> **Task prompt**: The records that follow must be repeated verbatim, every one of them.

> **Stored records**:
+-------+
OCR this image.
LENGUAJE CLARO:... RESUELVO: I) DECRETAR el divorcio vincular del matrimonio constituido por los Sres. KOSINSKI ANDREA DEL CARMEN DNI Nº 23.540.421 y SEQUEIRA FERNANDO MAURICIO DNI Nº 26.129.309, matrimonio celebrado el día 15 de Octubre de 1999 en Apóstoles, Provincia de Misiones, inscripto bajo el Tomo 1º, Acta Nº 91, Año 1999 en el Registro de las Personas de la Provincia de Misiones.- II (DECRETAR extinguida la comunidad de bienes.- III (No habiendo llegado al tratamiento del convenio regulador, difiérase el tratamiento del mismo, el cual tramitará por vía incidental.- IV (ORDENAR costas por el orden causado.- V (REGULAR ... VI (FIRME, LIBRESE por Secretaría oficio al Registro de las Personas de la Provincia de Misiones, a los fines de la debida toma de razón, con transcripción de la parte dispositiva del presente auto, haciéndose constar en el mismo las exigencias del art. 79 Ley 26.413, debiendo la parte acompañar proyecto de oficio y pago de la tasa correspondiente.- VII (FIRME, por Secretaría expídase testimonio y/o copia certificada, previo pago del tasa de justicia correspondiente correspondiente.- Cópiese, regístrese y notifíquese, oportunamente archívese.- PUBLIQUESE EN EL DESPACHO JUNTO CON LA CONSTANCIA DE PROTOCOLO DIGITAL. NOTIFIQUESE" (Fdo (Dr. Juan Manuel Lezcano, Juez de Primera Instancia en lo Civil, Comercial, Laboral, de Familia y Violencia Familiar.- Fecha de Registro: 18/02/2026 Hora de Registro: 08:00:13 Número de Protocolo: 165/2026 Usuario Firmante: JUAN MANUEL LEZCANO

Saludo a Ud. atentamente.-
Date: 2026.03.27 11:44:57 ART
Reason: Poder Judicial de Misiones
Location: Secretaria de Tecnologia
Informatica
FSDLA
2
+-------+
> **Expected answer**:
OCR this image.
LENGUAJE CLARO:... RESUELVO: I) DECRETAR el divorcio vincular del matrimonio constituido por los Sres. KOSINSKI ANDREA DEL CARMEN DNI Nº 23.540.421 y SEQUEIRA FERNANDO MAURICIO DNI Nº 26.129.309, matrimonio celebrado el día 15 de Octubre de 1999 en Apóstoles, Provincia de Misiones, inscripto bajo el Tomo 1º, Acta Nº 91, Año 1999 en el Registro de las Personas de la Provincia de Misiones.- II (DECRETAR extinguida la comunidad de bienes.- III (No habiendo llegado al tratamiento del convenio regulador, difiérase el tratamiento del mismo, el cual tramitará por vía incidental.- IV (ORDENAR costas por el orden causado.- V (REGULAR ... VI (FIRME, LIBRESE por Secretaría oficio al Registro de las Personas de la Provincia de Misiones, a los fines de la debida toma de razón, con transcripción de la parte dispositiva del presente auto, haciéndose constar en el mismo las exigencias del art. 79 Ley 26.413, debiendo la parte acompañar proyecto de oficio y pago de la tasa correspondiente.- VII (FIRME, por Secretaría expídase testimonio y/o copia certificada, previo pago del tasa de justicia correspondiente correspondiente.- Cópiese, regístrese y notifíquese, oportunamente archívese.- PUBLIQUESE EN EL DESPACHO JUNTO CON LA CONSTANCIA DE PROTOCOLO DIGITAL. NOTIFIQUESE" (Fdo (Dr. Juan Manuel Lezcano, Juez de Primera Instancia en lo Civil, Comercial, Laboral, de Familia y Violencia Familiar.- Fecha de Registro: 18/02/2026 Hora de Registro: 08:00:13 Número de Protocolo: 165/2026 Usuario Firmante: JUAN MANUEL LEZCANO

Saludo a Ud. atentamente.-
Date: 2026.03.27 11:44:57 ART
Reason: Poder Judicial de Misiones
Location: Secretaria de Tecnologia
Informatica
FSDLA
2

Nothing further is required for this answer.